**Excerpted records**
☆ ☆ ☆ ☆ ☆
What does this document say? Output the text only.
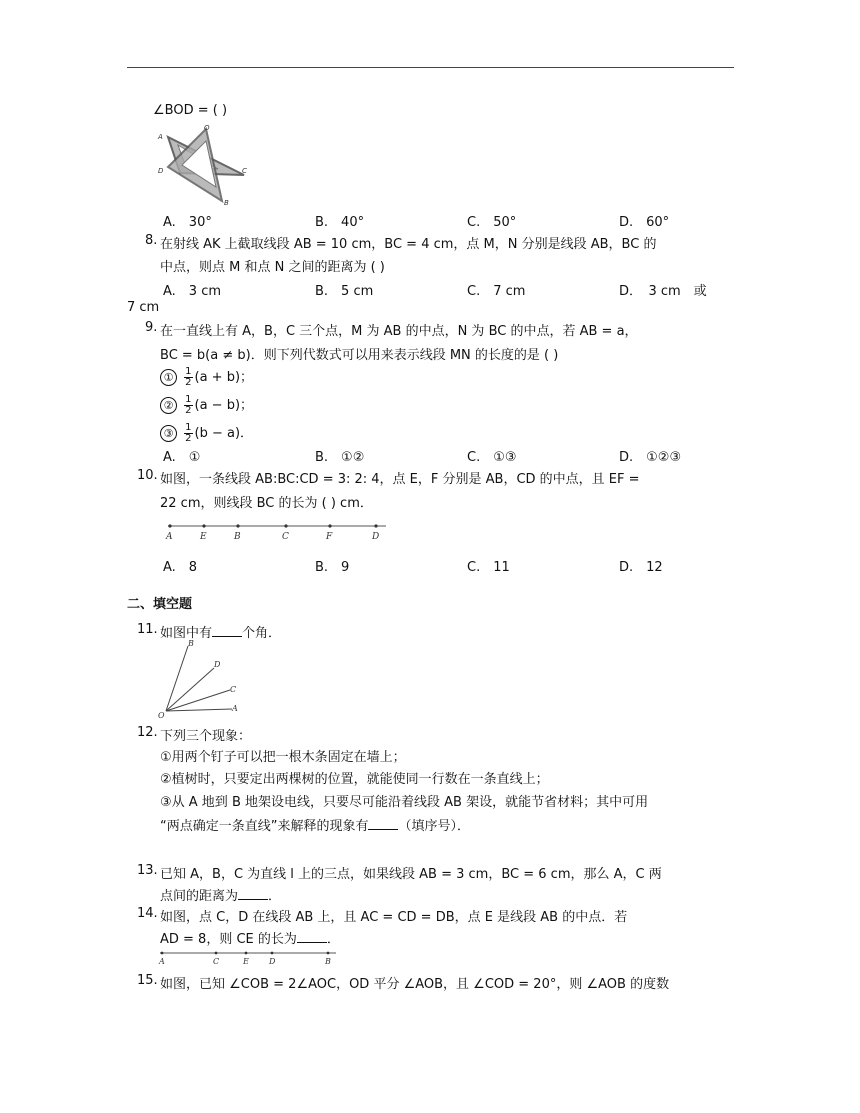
∠BOD = ( )
O
A
D	C
B
A.　30°	B.　40°	C.　50°	D.　60°
8. 在射线 AK 上截取线段 AB = 10 cm，BC = 4 cm，点 M，N 分别是线段 AB，BC 的
中点，则点 M 和点 N 之间的距离为 ( )
A.　3 cm	B.　5 cm	C.　7 cm	D．　3 cm　或
7 cm
9. 在一直线上有 A，B，C 三个点，M 为 AB 的中点，N 为 BC 的中点，若 AB = a，
BC = b(a ≠ b)．则下列代数式可以用来表示线段 MN 的长度的是 ( )
① $\frac{1}{2} (a + b)$；
② $\frac{1}{2} (a - b)$；
③ $\frac{1}{2} (b - a)$．
A.　①	B.　①②	C.　①③	D.　①②③
10. 如图，一条线段 AB:BC:CD = 3: 2: 4，点 E，F 分别是 AB，CD 的中点，且 EF =
22 cm，则线段 BC 的长为 ( ) cm．
A	E	B	C	F	D
A.　8	B.　9	C.　11	D.　12
二、填空题
11. 如图中有 个角．
B
D
C
A
O
12. 下列三个现象：
①用两个钉子可以把一根木条固定在墙上；
②植树时，只要定出两棵树的位置，就能使同一行数在一条直线上；
③从 A 地到 B 地架设电线，只要尽可能沿着线段 AB 架设，就能节省材料；其中可用
“两点确定一条直线”来解释的现象有 （填序号）．
13. 已知 A，B，C 为直线 l 上的三点，如果线段 AB = 3 cm，BC = 6 cm，那么 A，C 两
点间的距离为 ．
14. 如图，点 C，D 在线段 AB 上，且 AC = CD = DB，点 E 是线段 AB 的中点．若
AD = 8，则 CE 的长为 ．
A	C	E	D	B
15. 如图，已知 ∠COB = 2∠AOC，OD 平分 ∠AOB，且 ∠COD = 20°，则 ∠AOB 的度数
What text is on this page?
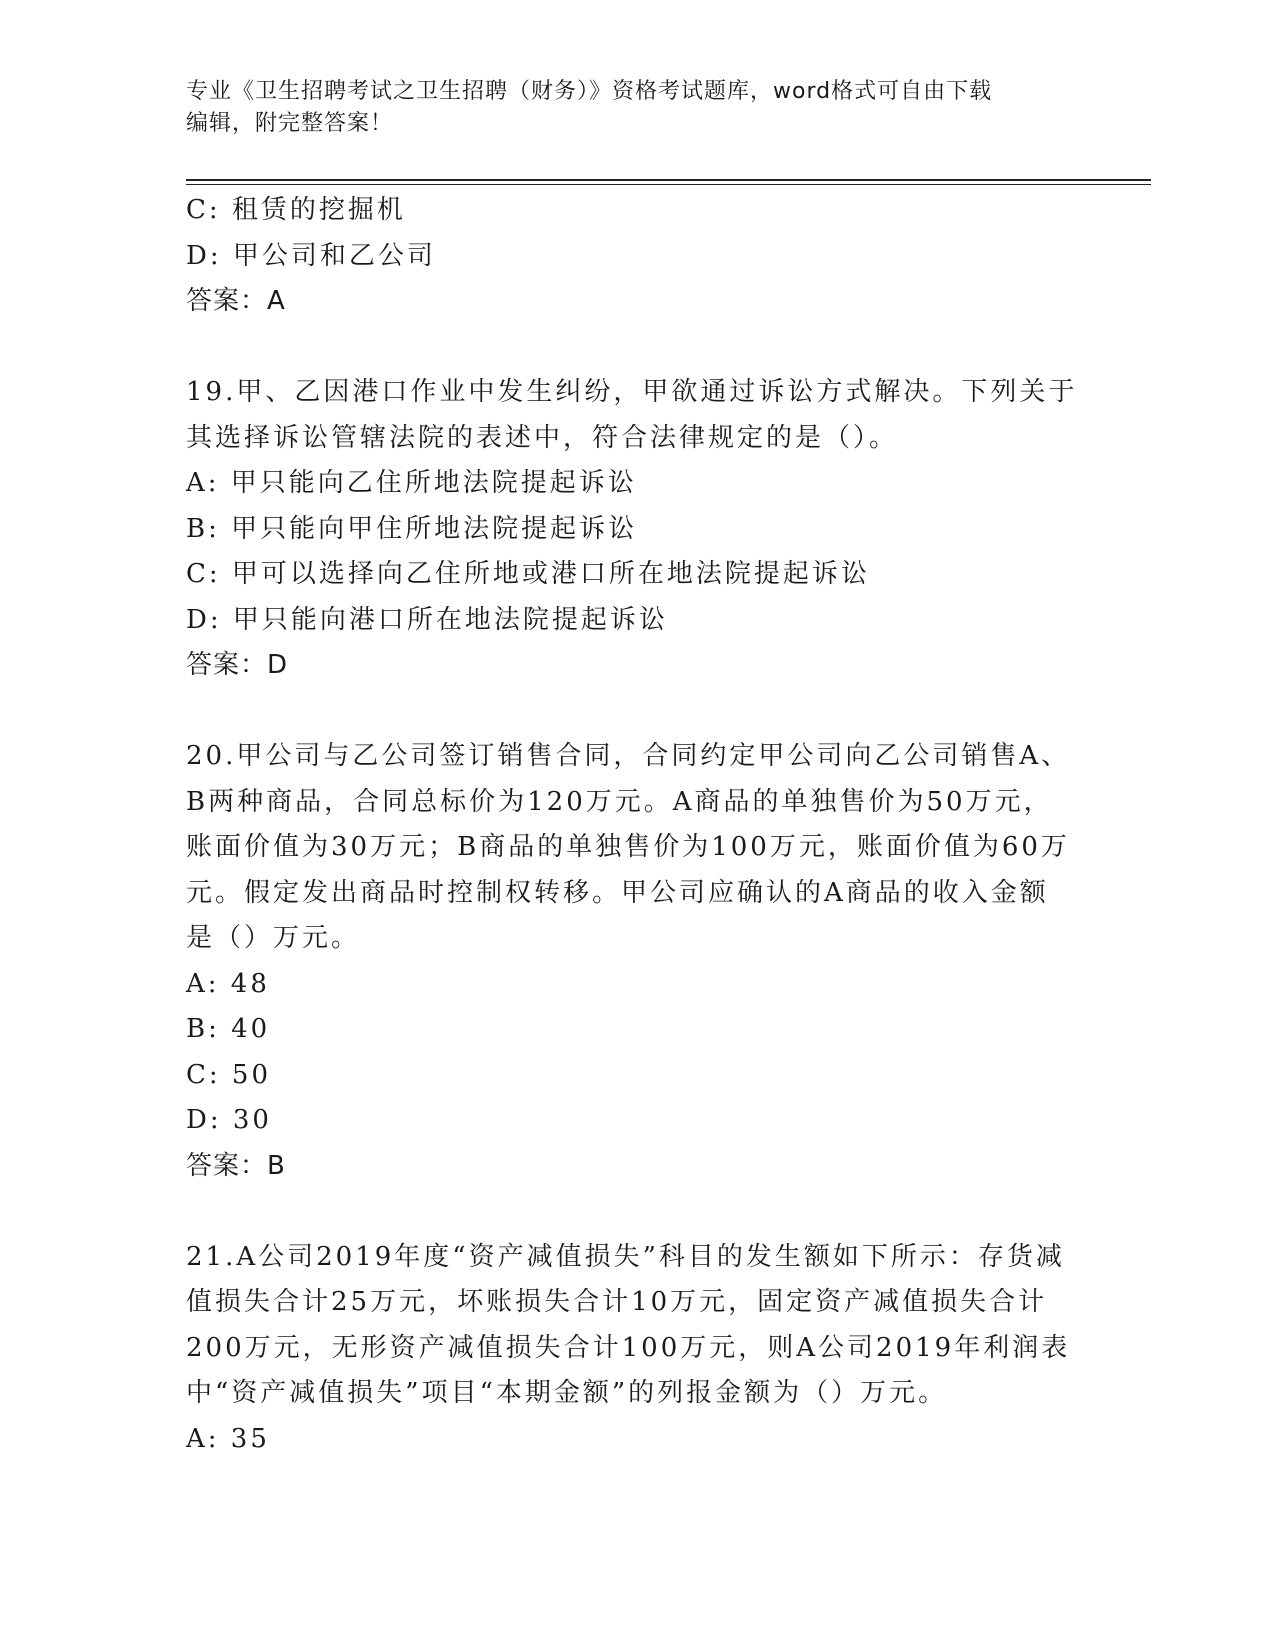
专业《卫生招聘考试之卫生招聘（财务）》资格考试题库，word格式可自由下载
编辑，附完整答案！
C: 租赁的挖掘机
D: 甲公司和乙公司
答案：A
19.甲、乙因港口作业中发生纠纷，甲欲通过诉讼方式解决。下列关于
其选择诉讼管辖法院的表述中，符合法律规定的是（）。
A: 甲只能向乙住所地法院提起诉讼
B: 甲只能向甲住所地法院提起诉讼
C: 甲可以选择向乙住所地或港口所在地法院提起诉讼
D: 甲只能向港口所在地法院提起诉讼
答案：D
20.甲公司与乙公司签订销售合同，合同约定甲公司向乙公司销售A、
B两种商品，合同总标价为120万元。A商品的单独售价为50万元，
账面价值为30万元；B商品的单独售价为100万元，账面价值为60万
元。假定发出商品时控制权转移。甲公司应确认的A商品的收入金额
是（）万元。
A: 48
B: 40
C: 50
D: 30
答案：B
21.A公司2019年度“资产减值损失”科目的发生额如下所示：存货减
值损失合计25万元，坏账损失合计10万元，固定资产减值损失合计
200万元，无形资产减值损失合计100万元，则A公司2019年利润表
中“资产减值损失”项目“本期金额”的列报金额为（）万元。
A: 35
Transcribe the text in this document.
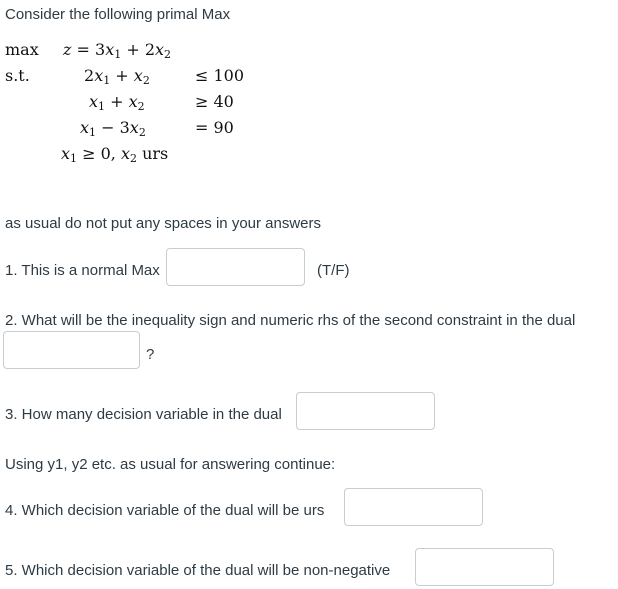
Consider the following primal Max
$\max z = 3x_1 + 2x_2$
s.t.	$2x_1 + x_2$	≤ 100
$x_1 + x_2$	≥ 40
$x_1 - 3x_2$	= 90
$x_1 \ge 0$, $x_2$ urs
as usual do not put any spaces in your answers
1. This is a normal Max	(T/F)
2. What will be the inequality sign and numeric rhs of the second constraint in the dual
?
3. How many decision variable in the dual
Using y1, y2 etc. as usual for answering continue:
4. Which decision variable of the dual will be urs
5. Which decision variable of the dual will be non-negative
☆ ☆ ☆ ☆ ☆
**Request**
From the records given above, reproduce all text exactly and exclude each picture.

**Solution for this problem**
What does this document say? Output the text only.
∠BOD = ( )
O
A
D	C
B
A.　30°	B.　40°	C.　50°	D.　60°
8. 在射线 AK 上截取线段 AB = 10 cm，BC = 4 cm，点 M，N 分别是线段 AB，BC 的
中点，则点 M 和点 N 之间的距离为 ( )
A.　3 cm	B.　5 cm	C.　7 cm	D．　3 cm　或
7 cm
9. 在一直线上有 A，B，C 三个点，M 为 AB 的中点，N 为 BC 的中点，若 AB = a，
BC = b(a ≠ b)．则下列代数式可以用来表示线段 MN 的长度的是 ( )
① $\frac{1}{2} (a + b)$；
② $\frac{1}{2} (a - b)$；
③ $\frac{1}{2} (b - a)$．
A.　①	B.　①②	C.　①③	D.　①②③
10. 如图，一条线段 AB:BC:CD = 3: 2: 4，点 E，F 分别是 AB，CD 的中点，且 EF =
22 cm，则线段 BC 的长为 ( ) cm．
A	E	B	C	F	D
A.　8	B.　9	C.　11	D.　12
二、填空题
11. 如图中有 个角．
B
D
C
A
O
12. 下列三个现象：
①用两个钉子可以把一根木条固定在墙上；
②植树时，只要定出两棵树的位置，就能使同一行数在一条直线上；
③从 A 地到 B 地架设电线，只要尽可能沿着线段 AB 架设，就能节省材料；其中可用
“两点确定一条直线”来解释的现象有 （填序号）．
13. 已知 A，B，C 为直线 l 上的三点，如果线段 AB = 3 cm，BC = 6 cm，那么 A，C 两
点间的距离为 ．
14. 如图，点 C，D 在线段 AB 上，且 AC = CD = DB，点 E 是线段 AB 的中点．若
AD = 8，则 CE 的长为 ．
A	C	E	D	B
15. 如图，已知 ∠COB = 2∠AOC，OD 平分 ∠AOB，且 ∠COD = 20°，则 ∠AOB 的度数
What text is on this page?
专业《卫生招聘考试之卫生招聘（财务）》资格考试题库，word格式可自由下载
编辑，附完整答案！
C: 租赁的挖掘机
D: 甲公司和乙公司
答案：A
19.甲、乙因港口作业中发生纠纷，甲欲通过诉讼方式解决。下列关于
其选择诉讼管辖法院的表述中，符合法律规定的是（）。
A: 甲只能向乙住所地法院提起诉讼
B: 甲只能向甲住所地法院提起诉讼
C: 甲可以选择向乙住所地或港口所在地法院提起诉讼
D: 甲只能向港口所在地法院提起诉讼
答案：D
20.甲公司与乙公司签订销售合同，合同约定甲公司向乙公司销售A、
B两种商品，合同总标价为120万元。A商品的单独售价为50万元，
账面价值为30万元；B商品的单独售价为100万元，账面价值为60万
元。假定发出商品时控制权转移。甲公司应确认的A商品的收入金额
是（）万元。
A: 48
B: 40
C: 50
D: 30
答案：B
21.A公司2019年度“资产减值损失”科目的发生额如下所示：存货减
值损失合计25万元，坏账损失合计10万元，固定资产减值损失合计
200万元，无形资产减值损失合计100万元，则A公司2019年利润表
中“资产减值损失”项目“本期金额”的列报金额为（）万元。
A: 35
Transcribe the text in this document.
Consider the following primal Max
$\max z = 3x_1 + 2x_2$
s.t.	$2x_1 + x_2$	≤ 100
$x_1 + x_2$	≥ 40
$x_1 - 3x_2$	= 90
$x_1 \ge 0$, $x_2$ urs
as usual do not put any spaces in your answers
1. This is a normal Max	(T/F)
2. What will be the inequality sign and numeric rhs of the second constraint in the dual
?
3. How many decision variable in the dual
Using y1, y2 etc. as usual for answering continue:
4. Which decision variable of the dual will be urs
5. Which decision variable of the dual will be non-negative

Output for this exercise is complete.